──────── DATA RECORDS ────────

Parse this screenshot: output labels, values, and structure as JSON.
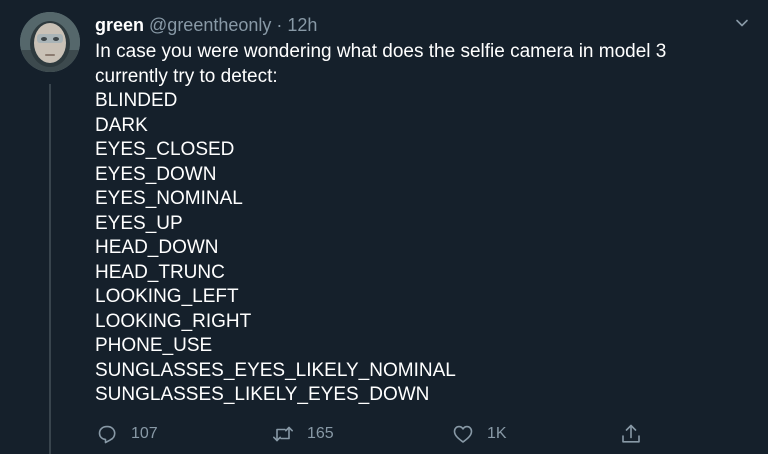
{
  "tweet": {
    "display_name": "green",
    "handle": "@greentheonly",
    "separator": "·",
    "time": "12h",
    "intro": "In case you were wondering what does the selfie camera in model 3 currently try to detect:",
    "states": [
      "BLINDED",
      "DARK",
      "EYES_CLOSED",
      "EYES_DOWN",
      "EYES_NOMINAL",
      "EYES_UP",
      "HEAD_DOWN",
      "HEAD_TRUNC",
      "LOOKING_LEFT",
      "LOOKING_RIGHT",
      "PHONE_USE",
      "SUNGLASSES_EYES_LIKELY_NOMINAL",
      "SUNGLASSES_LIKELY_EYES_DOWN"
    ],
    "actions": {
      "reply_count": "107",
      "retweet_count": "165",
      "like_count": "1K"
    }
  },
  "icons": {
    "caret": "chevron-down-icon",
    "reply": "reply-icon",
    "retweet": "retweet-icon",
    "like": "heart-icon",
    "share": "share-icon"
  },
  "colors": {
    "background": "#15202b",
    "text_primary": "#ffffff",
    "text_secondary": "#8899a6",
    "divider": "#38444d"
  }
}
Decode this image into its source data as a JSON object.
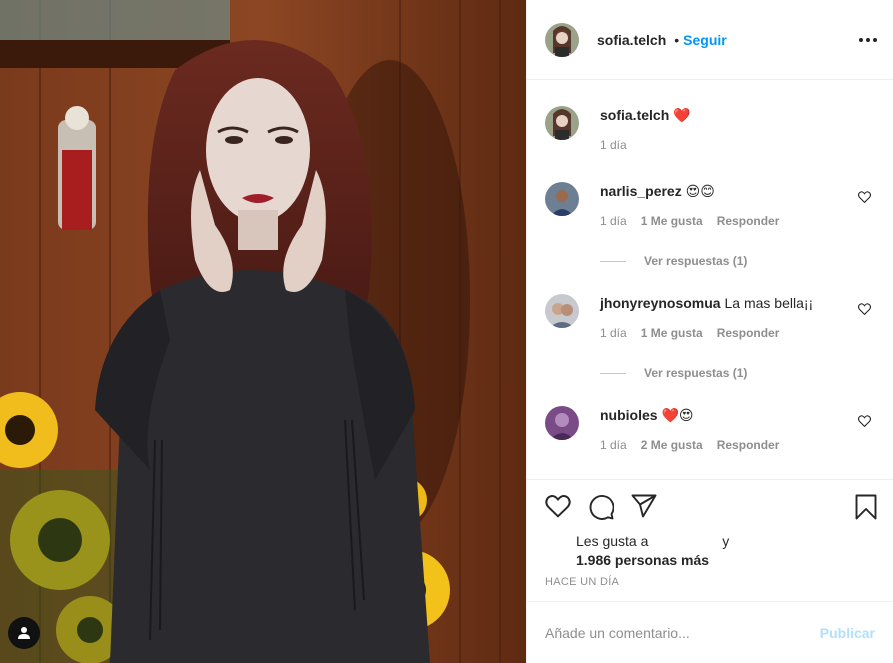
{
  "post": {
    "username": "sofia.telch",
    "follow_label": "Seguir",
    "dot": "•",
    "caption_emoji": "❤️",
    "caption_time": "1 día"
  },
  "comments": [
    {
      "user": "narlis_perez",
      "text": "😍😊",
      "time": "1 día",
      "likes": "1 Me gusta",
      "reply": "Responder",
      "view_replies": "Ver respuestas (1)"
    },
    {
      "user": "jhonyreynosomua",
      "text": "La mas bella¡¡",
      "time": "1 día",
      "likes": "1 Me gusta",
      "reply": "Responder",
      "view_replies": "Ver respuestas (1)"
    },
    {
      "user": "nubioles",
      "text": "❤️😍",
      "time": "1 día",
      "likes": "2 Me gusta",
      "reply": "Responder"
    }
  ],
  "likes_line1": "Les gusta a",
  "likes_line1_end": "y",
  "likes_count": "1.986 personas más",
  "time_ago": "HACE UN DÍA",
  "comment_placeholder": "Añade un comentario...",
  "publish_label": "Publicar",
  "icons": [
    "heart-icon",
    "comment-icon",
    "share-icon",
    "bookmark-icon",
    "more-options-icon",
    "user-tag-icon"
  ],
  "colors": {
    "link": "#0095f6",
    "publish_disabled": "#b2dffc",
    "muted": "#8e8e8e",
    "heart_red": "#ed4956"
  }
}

────────

STATED GOAL:
Reproduce the records above exactly, leaving out every picture they contain.

ANSWER TO THE TASK:
Parse this screenshot: output labels, values, and structure as JSON.
{
  "tweet": {
    "display_name": "green",
    "handle": "@greentheonly",
    "separator": "·",
    "time": "12h",
    "intro": "In case you were wondering what does the selfie camera in model 3 currently try to detect:",
    "states": [
      "BLINDED",
      "DARK",
      "EYES_CLOSED",
      "EYES_DOWN",
      "EYES_NOMINAL",
      "EYES_UP",
      "HEAD_DOWN",
      "HEAD_TRUNC",
      "LOOKING_LEFT",
      "LOOKING_RIGHT",
      "PHONE_USE",
      "SUNGLASSES_EYES_LIKELY_NOMINAL",
      "SUNGLASSES_LIKELY_EYES_DOWN"
    ],
    "actions": {
      "reply_count": "107",
      "retweet_count": "165",
      "like_count": "1K"
    }
  },
  "icons": {
    "caret": "chevron-down-icon",
    "reply": "reply-icon",
    "retweet": "retweet-icon",
    "like": "heart-icon",
    "share": "share-icon"
  },
  "colors": {
    "background": "#15202b",
    "text_primary": "#ffffff",
    "text_secondary": "#8899a6",
    "divider": "#38444d"
  }
}
Decode this image into its source data as a JSON object.
{
  "post": {
    "username": "sofia.telch",
    "follow_label": "Seguir",
    "dot": "•",
    "caption_emoji": "❤️",
    "caption_time": "1 día"
  },
  "comments": [
    {
      "user": "narlis_perez",
      "text": "😍😊",
      "time": "1 día",
      "likes": "1 Me gusta",
      "reply": "Responder",
      "view_replies": "Ver respuestas (1)"
    },
    {
      "user": "jhonyreynosomua",
      "text": "La mas bella¡¡",
      "time": "1 día",
      "likes": "1 Me gusta",
      "reply": "Responder",
      "view_replies": "Ver respuestas (1)"
    },
    {
      "user": "nubioles",
      "text": "❤️😍",
      "time": "1 día",
      "likes": "2 Me gusta",
      "reply": "Responder"
    }
  ],
  "likes_line1": "Les gusta a",
  "likes_line1_end": "y",
  "likes_count": "1.986 personas más",
  "time_ago": "HACE UN DÍA",
  "comment_placeholder": "Añade un comentario...",
  "publish_label": "Publicar",
  "icons": [
    "heart-icon",
    "comment-icon",
    "share-icon",
    "bookmark-icon",
    "more-options-icon",
    "user-tag-icon"
  ],
  "colors": {
    "link": "#0095f6",
    "publish_disabled": "#b2dffc",
    "muted": "#8e8e8e",
    "heart_red": "#ed4956"
  }
}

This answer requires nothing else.